- [Task] Here are some records; return them all exactly.

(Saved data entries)
========================================================================

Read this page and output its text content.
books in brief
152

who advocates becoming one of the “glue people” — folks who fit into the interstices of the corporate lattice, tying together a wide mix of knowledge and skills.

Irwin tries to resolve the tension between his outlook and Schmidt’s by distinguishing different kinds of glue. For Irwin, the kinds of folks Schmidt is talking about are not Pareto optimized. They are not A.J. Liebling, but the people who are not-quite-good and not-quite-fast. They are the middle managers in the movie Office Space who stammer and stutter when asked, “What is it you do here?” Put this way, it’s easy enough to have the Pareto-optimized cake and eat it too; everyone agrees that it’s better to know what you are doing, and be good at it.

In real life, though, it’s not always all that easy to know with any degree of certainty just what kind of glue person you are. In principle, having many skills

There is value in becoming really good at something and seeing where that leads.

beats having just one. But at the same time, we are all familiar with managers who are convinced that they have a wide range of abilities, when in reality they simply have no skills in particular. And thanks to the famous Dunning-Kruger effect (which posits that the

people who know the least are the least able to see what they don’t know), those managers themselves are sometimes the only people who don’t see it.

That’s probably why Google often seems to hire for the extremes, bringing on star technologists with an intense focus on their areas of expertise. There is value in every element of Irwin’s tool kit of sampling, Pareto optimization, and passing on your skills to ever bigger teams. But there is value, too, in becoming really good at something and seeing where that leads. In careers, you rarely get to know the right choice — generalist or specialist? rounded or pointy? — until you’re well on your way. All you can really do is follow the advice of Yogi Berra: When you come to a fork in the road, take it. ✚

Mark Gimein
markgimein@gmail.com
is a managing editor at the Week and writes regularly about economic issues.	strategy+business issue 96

========================================================================

- [Task result]
Read this page and output its text content.
books in brief
152

who advocates becoming one of the “glue people” — folks who fit into the interstices of the corporate lattice, tying together a wide mix of knowledge and skills.

Irwin tries to resolve the tension between his outlook and Schmidt’s by distinguishing different kinds of glue. For Irwin, the kinds of folks Schmidt is talking about are not Pareto optimized. They are not A.J. Liebling, but the people who are not-quite-good and not-quite-fast. They are the middle managers in the movie Office Space who stammer and stutter when asked, “What is it you do here?” Put this way, it’s easy enough to have the Pareto-optimized cake and eat it too; everyone agrees that it’s better to know what you are doing, and be good at it.

In real life, though, it’s not always all that easy to know with any degree of certainty just what kind of glue person you are. In principle, having many skills

There is value in becoming really good at something and seeing where that leads.

beats having just one. But at the same time, we are all familiar with managers who are convinced that they have a wide range of abilities, when in reality they simply have no skills in particular. And thanks to the famous Dunning-Kruger effect (which posits that the

people who know the least are the least able to see what they don’t know), those managers themselves are sometimes the only people who don’t see it.

That’s probably why Google often seems to hire for the extremes, bringing on star technologists with an intense focus on their areas of expertise. There is value in every element of Irwin’s tool kit of sampling, Pareto optimization, and passing on your skills to ever bigger teams. But there is value, too, in becoming really good at something and seeing where that leads. In careers, you rarely get to know the right choice — generalist or specialist? rounded or pointy? — until you’re well on your way. All you can really do is follow the advice of Yogi Berra: When you come to a fork in the road, take it. ✚

Mark Gimein
markgimein@gmail.com
is a managing editor at the Week and writes regularly about economic issues.	strategy+business issue 96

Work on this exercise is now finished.